[DIRECTIONS]
Print all of the lines exactly. Any picture among them stays out.

(Dataset entries)

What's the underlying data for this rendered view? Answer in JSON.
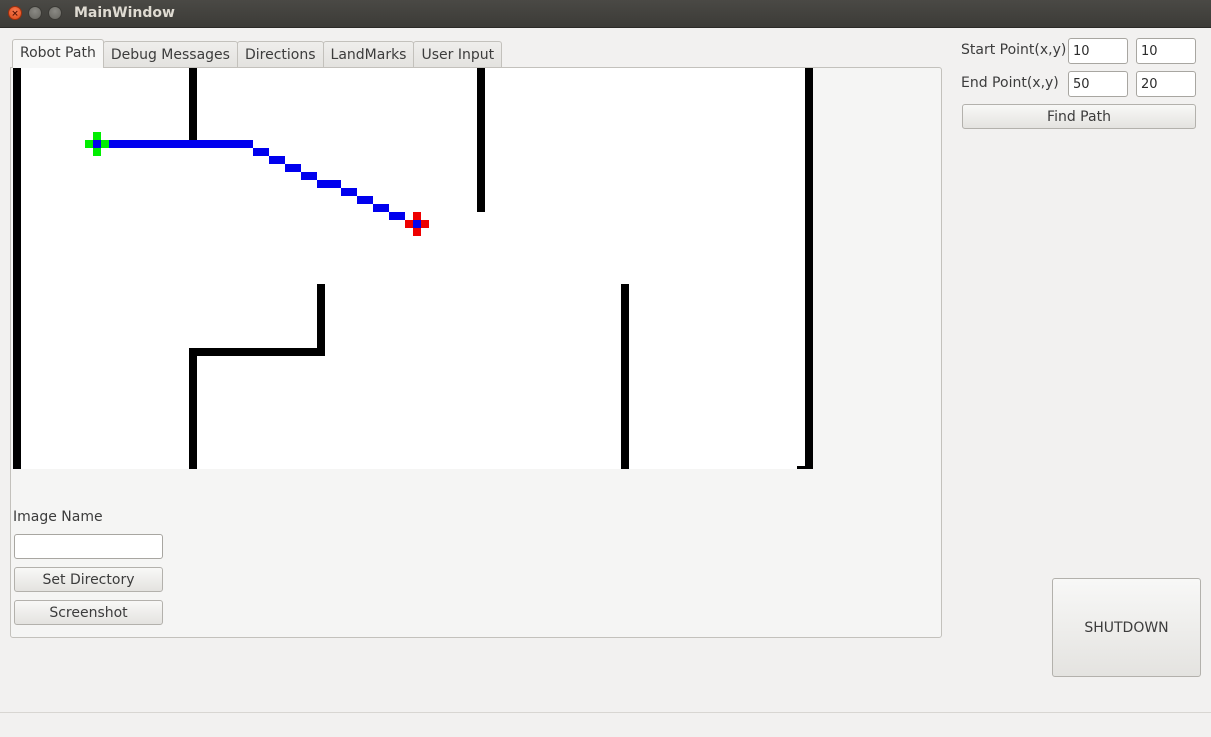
{
  "window": {
    "title": "MainWindow"
  },
  "tabs": [
    {
      "label": "Robot Path",
      "active": true
    },
    {
      "label": "Debug Messages",
      "active": false
    },
    {
      "label": "Directions",
      "active": false
    },
    {
      "label": "LandMarks",
      "active": false
    },
    {
      "label": "User Input",
      "active": false
    }
  ],
  "robot_path_tab": {
    "image_name_label": "Image Name",
    "image_name_value": "",
    "set_directory_label": "Set Directory",
    "screenshot_label": "Screenshot"
  },
  "map": {
    "colors": {
      "wall": "#000000",
      "path": "#0000ee",
      "start": "#00ee00",
      "end": "#ee0000"
    }
  },
  "controls": {
    "start_point_label": "Start Point(x,y)",
    "start_x": "10",
    "start_y": "10",
    "end_point_label": "End Point(x,y)",
    "end_x": "50",
    "end_y": "20",
    "find_path_label": "Find Path",
    "shutdown_label": "SHUTDOWN"
  }
}
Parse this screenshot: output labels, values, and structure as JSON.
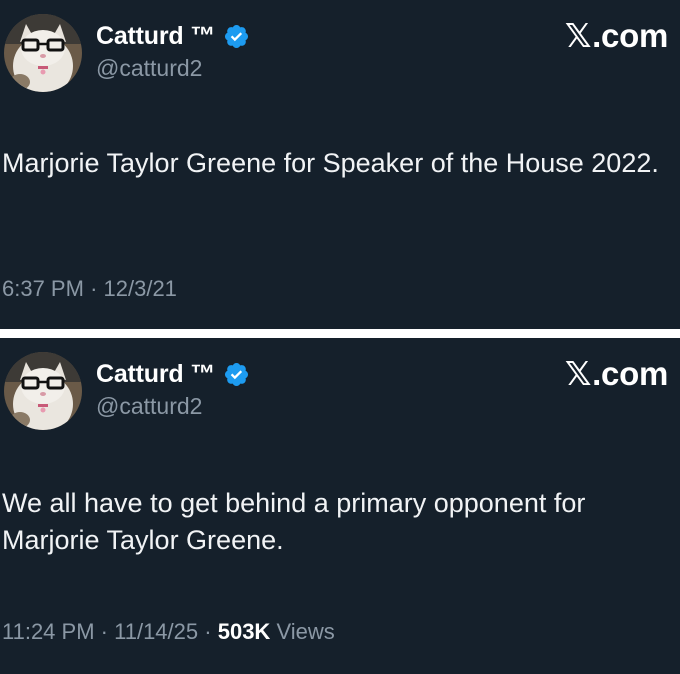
{
  "tweets": [
    {
      "author_name": "Catturd ™",
      "handle": "@catturd2",
      "brand": "X.com",
      "brand_x": "𝕏",
      "brand_rest": ".com",
      "text": "Marjorie Taylor Greene for Speaker of the House 2022.",
      "time": "6:37 PM",
      "date": "12/3/21",
      "separator": "·"
    },
    {
      "author_name": "Catturd ™",
      "handle": "@catturd2",
      "brand": "X.com",
      "brand_x": "𝕏",
      "brand_rest": ".com",
      "text": "We all have to get behind a primary opponent for Marjorie Taylor Greene.",
      "time": "11:24 PM",
      "date": "11/14/25",
      "separator": "·",
      "views_count": "503K",
      "views_label": "Views"
    }
  ],
  "colors": {
    "background": "#15202b",
    "divider": "#ffffff",
    "text": "#ffffff",
    "muted": "#8b98a5",
    "verified": "#1d9bf0"
  },
  "icons": {
    "verified": "verified-badge-icon",
    "avatar": "cat-with-glasses-avatar"
  }
}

[PROBLEM SOLUTION]
What's the underlying data for this rendered view? Answer in JSON.
{
  "window": {
    "title": "MainWindow"
  },
  "tabs": [
    {
      "label": "Robot Path",
      "active": true
    },
    {
      "label": "Debug Messages",
      "active": false
    },
    {
      "label": "Directions",
      "active": false
    },
    {
      "label": "LandMarks",
      "active": false
    },
    {
      "label": "User Input",
      "active": false
    }
  ],
  "robot_path_tab": {
    "image_name_label": "Image Name",
    "image_name_value": "",
    "set_directory_label": "Set Directory",
    "screenshot_label": "Screenshot"
  },
  "map": {
    "colors": {
      "wall": "#000000",
      "path": "#0000ee",
      "start": "#00ee00",
      "end": "#ee0000"
    }
  },
  "controls": {
    "start_point_label": "Start Point(x,y)",
    "start_x": "10",
    "start_y": "10",
    "end_point_label": "End Point(x,y)",
    "end_x": "50",
    "end_y": "20",
    "find_path_label": "Find Path",
    "shutdown_label": "SHUTDOWN"
  }
}
Parse this screenshot: output labels, values, and structure as JSON.
{
  "tweets": [
    {
      "author_name": "Catturd ™",
      "handle": "@catturd2",
      "brand": "X.com",
      "brand_x": "𝕏",
      "brand_rest": ".com",
      "text": "Marjorie Taylor Greene for Speaker of the House 2022.",
      "time": "6:37 PM",
      "date": "12/3/21",
      "separator": "·"
    },
    {
      "author_name": "Catturd ™",
      "handle": "@catturd2",
      "brand": "X.com",
      "brand_x": "𝕏",
      "brand_rest": ".com",
      "text": "We all have to get behind a primary opponent for Marjorie Taylor Greene.",
      "time": "11:24 PM",
      "date": "11/14/25",
      "separator": "·",
      "views_count": "503K",
      "views_label": "Views"
    }
  ],
  "colors": {
    "background": "#15202b",
    "divider": "#ffffff",
    "text": "#ffffff",
    "muted": "#8b98a5",
    "verified": "#1d9bf0"
  },
  "icons": {
    "verified": "verified-badge-icon",
    "avatar": "cat-with-glasses-avatar"
  }
}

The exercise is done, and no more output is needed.